WRITTEN TASK
Repeat the records exactly. Every line must match.

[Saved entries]
########
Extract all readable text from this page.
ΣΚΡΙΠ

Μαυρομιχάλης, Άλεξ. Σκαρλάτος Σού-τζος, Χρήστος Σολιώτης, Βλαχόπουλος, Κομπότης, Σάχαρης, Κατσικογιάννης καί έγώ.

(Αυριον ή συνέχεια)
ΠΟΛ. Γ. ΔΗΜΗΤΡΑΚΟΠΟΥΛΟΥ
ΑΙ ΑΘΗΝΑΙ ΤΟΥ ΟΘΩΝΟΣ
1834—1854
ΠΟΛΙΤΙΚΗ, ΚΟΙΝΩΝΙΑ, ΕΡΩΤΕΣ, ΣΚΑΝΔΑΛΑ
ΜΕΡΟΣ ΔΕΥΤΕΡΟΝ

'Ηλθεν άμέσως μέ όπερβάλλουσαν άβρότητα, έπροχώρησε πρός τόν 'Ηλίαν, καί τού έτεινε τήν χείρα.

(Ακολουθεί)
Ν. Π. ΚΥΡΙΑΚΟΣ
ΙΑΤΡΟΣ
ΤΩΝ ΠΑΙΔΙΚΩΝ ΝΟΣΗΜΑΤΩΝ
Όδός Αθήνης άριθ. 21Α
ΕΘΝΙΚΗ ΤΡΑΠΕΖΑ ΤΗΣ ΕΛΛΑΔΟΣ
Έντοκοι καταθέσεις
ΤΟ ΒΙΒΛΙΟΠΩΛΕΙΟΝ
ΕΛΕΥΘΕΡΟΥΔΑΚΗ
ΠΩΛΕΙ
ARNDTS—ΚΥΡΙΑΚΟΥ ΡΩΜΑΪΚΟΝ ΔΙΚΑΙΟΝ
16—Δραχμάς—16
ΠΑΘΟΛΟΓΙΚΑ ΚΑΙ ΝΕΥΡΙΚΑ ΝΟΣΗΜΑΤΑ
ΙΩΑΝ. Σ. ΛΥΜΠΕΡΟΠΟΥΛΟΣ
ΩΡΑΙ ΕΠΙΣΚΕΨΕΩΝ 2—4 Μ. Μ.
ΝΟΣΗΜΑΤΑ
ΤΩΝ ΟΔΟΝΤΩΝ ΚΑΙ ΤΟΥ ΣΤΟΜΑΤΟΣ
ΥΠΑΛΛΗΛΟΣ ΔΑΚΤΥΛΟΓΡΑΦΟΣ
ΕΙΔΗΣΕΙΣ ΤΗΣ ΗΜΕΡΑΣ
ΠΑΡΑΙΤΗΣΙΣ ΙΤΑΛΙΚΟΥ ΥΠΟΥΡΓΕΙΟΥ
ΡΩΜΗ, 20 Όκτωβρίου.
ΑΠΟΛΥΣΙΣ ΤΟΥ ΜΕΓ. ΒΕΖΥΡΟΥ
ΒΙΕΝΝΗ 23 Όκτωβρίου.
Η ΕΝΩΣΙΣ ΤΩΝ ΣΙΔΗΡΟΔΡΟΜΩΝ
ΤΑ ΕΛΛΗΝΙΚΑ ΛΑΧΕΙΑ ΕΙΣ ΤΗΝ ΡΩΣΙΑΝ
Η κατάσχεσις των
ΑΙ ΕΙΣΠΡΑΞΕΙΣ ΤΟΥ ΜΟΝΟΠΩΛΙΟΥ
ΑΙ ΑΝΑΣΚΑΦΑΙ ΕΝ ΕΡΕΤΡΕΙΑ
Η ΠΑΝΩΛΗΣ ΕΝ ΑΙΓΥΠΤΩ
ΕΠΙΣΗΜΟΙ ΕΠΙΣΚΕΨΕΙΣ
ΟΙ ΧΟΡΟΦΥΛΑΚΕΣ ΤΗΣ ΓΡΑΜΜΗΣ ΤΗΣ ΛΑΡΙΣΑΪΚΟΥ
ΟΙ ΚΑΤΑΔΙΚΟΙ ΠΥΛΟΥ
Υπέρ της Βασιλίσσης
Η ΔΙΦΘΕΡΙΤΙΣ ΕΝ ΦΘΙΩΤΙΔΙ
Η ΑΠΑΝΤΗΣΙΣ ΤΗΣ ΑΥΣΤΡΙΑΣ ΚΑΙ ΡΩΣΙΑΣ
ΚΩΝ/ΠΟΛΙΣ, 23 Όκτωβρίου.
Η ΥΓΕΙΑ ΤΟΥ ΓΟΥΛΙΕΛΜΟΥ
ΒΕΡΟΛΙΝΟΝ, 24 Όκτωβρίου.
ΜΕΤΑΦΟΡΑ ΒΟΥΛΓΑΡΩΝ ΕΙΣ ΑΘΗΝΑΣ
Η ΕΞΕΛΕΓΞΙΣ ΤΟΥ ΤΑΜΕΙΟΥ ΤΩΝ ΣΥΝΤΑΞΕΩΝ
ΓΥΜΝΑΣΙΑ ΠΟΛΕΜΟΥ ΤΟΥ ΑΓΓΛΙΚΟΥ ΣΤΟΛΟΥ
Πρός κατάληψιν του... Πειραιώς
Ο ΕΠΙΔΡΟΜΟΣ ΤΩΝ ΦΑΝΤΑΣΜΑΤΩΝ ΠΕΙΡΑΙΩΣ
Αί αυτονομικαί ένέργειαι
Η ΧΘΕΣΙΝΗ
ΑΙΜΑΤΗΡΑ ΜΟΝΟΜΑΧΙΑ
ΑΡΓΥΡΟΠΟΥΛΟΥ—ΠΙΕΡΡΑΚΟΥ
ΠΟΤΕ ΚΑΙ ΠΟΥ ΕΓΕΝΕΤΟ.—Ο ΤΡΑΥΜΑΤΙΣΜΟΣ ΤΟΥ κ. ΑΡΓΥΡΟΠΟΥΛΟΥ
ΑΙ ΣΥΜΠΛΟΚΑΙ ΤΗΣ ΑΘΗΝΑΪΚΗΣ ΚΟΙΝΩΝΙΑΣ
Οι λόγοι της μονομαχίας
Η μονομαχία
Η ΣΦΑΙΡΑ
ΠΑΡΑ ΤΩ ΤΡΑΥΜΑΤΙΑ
########
CORRECT OUTPUT
Extract all readable text from this page.
ΣΚΡΙΠ

Μαυρομιχάλης, Άλεξ. Σκαρλάτος Σού-τζος, Χρήστος Σολιώτης, Βλαχόπουλος, Κομπότης, Σάχαρης, Κατσικογιάννης καί έγώ.

(Αυριον ή συνέχεια)
ΠΟΛ. Γ. ΔΗΜΗΤΡΑΚΟΠΟΥΛΟΥ
ΑΙ ΑΘΗΝΑΙ ΤΟΥ ΟΘΩΝΟΣ
1834—1854
ΠΟΛΙΤΙΚΗ, ΚΟΙΝΩΝΙΑ, ΕΡΩΤΕΣ, ΣΚΑΝΔΑΛΑ
ΜΕΡΟΣ ΔΕΥΤΕΡΟΝ

'Ηλθεν άμέσως μέ όπερβάλλουσαν άβρότητα, έπροχώρησε πρός τόν 'Ηλίαν, καί τού έτεινε τήν χείρα.

(Ακολουθεί)
Ν. Π. ΚΥΡΙΑΚΟΣ
ΙΑΤΡΟΣ
ΤΩΝ ΠΑΙΔΙΚΩΝ ΝΟΣΗΜΑΤΩΝ
Όδός Αθήνης άριθ. 21Α
ΕΘΝΙΚΗ ΤΡΑΠΕΖΑ ΤΗΣ ΕΛΛΑΔΟΣ
Έντοκοι καταθέσεις
ΤΟ ΒΙΒΛΙΟΠΩΛΕΙΟΝ
ΕΛΕΥΘΕΡΟΥΔΑΚΗ
ΠΩΛΕΙ
ARNDTS—ΚΥΡΙΑΚΟΥ ΡΩΜΑΪΚΟΝ ΔΙΚΑΙΟΝ
16—Δραχμάς—16
ΠΑΘΟΛΟΓΙΚΑ ΚΑΙ ΝΕΥΡΙΚΑ ΝΟΣΗΜΑΤΑ
ΙΩΑΝ. Σ. ΛΥΜΠΕΡΟΠΟΥΛΟΣ
ΩΡΑΙ ΕΠΙΣΚΕΨΕΩΝ 2—4 Μ. Μ.
ΝΟΣΗΜΑΤΑ
ΤΩΝ ΟΔΟΝΤΩΝ ΚΑΙ ΤΟΥ ΣΤΟΜΑΤΟΣ
ΥΠΑΛΛΗΛΟΣ ΔΑΚΤΥΛΟΓΡΑΦΟΣ
ΕΙΔΗΣΕΙΣ ΤΗΣ ΗΜΕΡΑΣ
ΠΑΡΑΙΤΗΣΙΣ ΙΤΑΛΙΚΟΥ ΥΠΟΥΡΓΕΙΟΥ
ΡΩΜΗ, 20 Όκτωβρίου.
ΑΠΟΛΥΣΙΣ ΤΟΥ ΜΕΓ. ΒΕΖΥΡΟΥ
ΒΙΕΝΝΗ 23 Όκτωβρίου.
Η ΕΝΩΣΙΣ ΤΩΝ ΣΙΔΗΡΟΔΡΟΜΩΝ
ΤΑ ΕΛΛΗΝΙΚΑ ΛΑΧΕΙΑ ΕΙΣ ΤΗΝ ΡΩΣΙΑΝ
Η κατάσχεσις των
ΑΙ ΕΙΣΠΡΑΞΕΙΣ ΤΟΥ ΜΟΝΟΠΩΛΙΟΥ
ΑΙ ΑΝΑΣΚΑΦΑΙ ΕΝ ΕΡΕΤΡΕΙΑ
Η ΠΑΝΩΛΗΣ ΕΝ ΑΙΓΥΠΤΩ
ΕΠΙΣΗΜΟΙ ΕΠΙΣΚΕΨΕΙΣ
ΟΙ ΧΟΡΟΦΥΛΑΚΕΣ ΤΗΣ ΓΡΑΜΜΗΣ ΤΗΣ ΛΑΡΙΣΑΪΚΟΥ
ΟΙ ΚΑΤΑΔΙΚΟΙ ΠΥΛΟΥ
Υπέρ της Βασιλίσσης
Η ΔΙΦΘΕΡΙΤΙΣ ΕΝ ΦΘΙΩΤΙΔΙ
Η ΑΠΑΝΤΗΣΙΣ ΤΗΣ ΑΥΣΤΡΙΑΣ ΚΑΙ ΡΩΣΙΑΣ
ΚΩΝ/ΠΟΛΙΣ, 23 Όκτωβρίου.
Η ΥΓΕΙΑ ΤΟΥ ΓΟΥΛΙΕΛΜΟΥ
ΒΕΡΟΛΙΝΟΝ, 24 Όκτωβρίου.
ΜΕΤΑΦΟΡΑ ΒΟΥΛΓΑΡΩΝ ΕΙΣ ΑΘΗΝΑΣ
Η ΕΞΕΛΕΓΞΙΣ ΤΟΥ ΤΑΜΕΙΟΥ ΤΩΝ ΣΥΝΤΑΞΕΩΝ
ΓΥΜΝΑΣΙΑ ΠΟΛΕΜΟΥ ΤΟΥ ΑΓΓΛΙΚΟΥ ΣΤΟΛΟΥ
Πρός κατάληψιν του... Πειραιώς
Ο ΕΠΙΔΡΟΜΟΣ ΤΩΝ ΦΑΝΤΑΣΜΑΤΩΝ ΠΕΙΡΑΙΩΣ
Αί αυτονομικαί ένέργειαι
Η ΧΘΕΣΙΝΗ
ΑΙΜΑΤΗΡΑ ΜΟΝΟΜΑΧΙΑ
ΑΡΓΥΡΟΠΟΥΛΟΥ—ΠΙΕΡΡΑΚΟΥ
ΠΟΤΕ ΚΑΙ ΠΟΥ ΕΓΕΝΕΤΟ.—Ο ΤΡΑΥΜΑΤΙΣΜΟΣ ΤΟΥ κ. ΑΡΓΥΡΟΠΟΥΛΟΥ
ΑΙ ΣΥΜΠΛΟΚΑΙ ΤΗΣ ΑΘΗΝΑΪΚΗΣ ΚΟΙΝΩΝΙΑΣ
Οι λόγοι της μονομαχίας
Η μονομαχία
Η ΣΦΑΙΡΑ
ΠΑΡΑ ΤΩ ΤΡΑΥΜΑΤΙΑ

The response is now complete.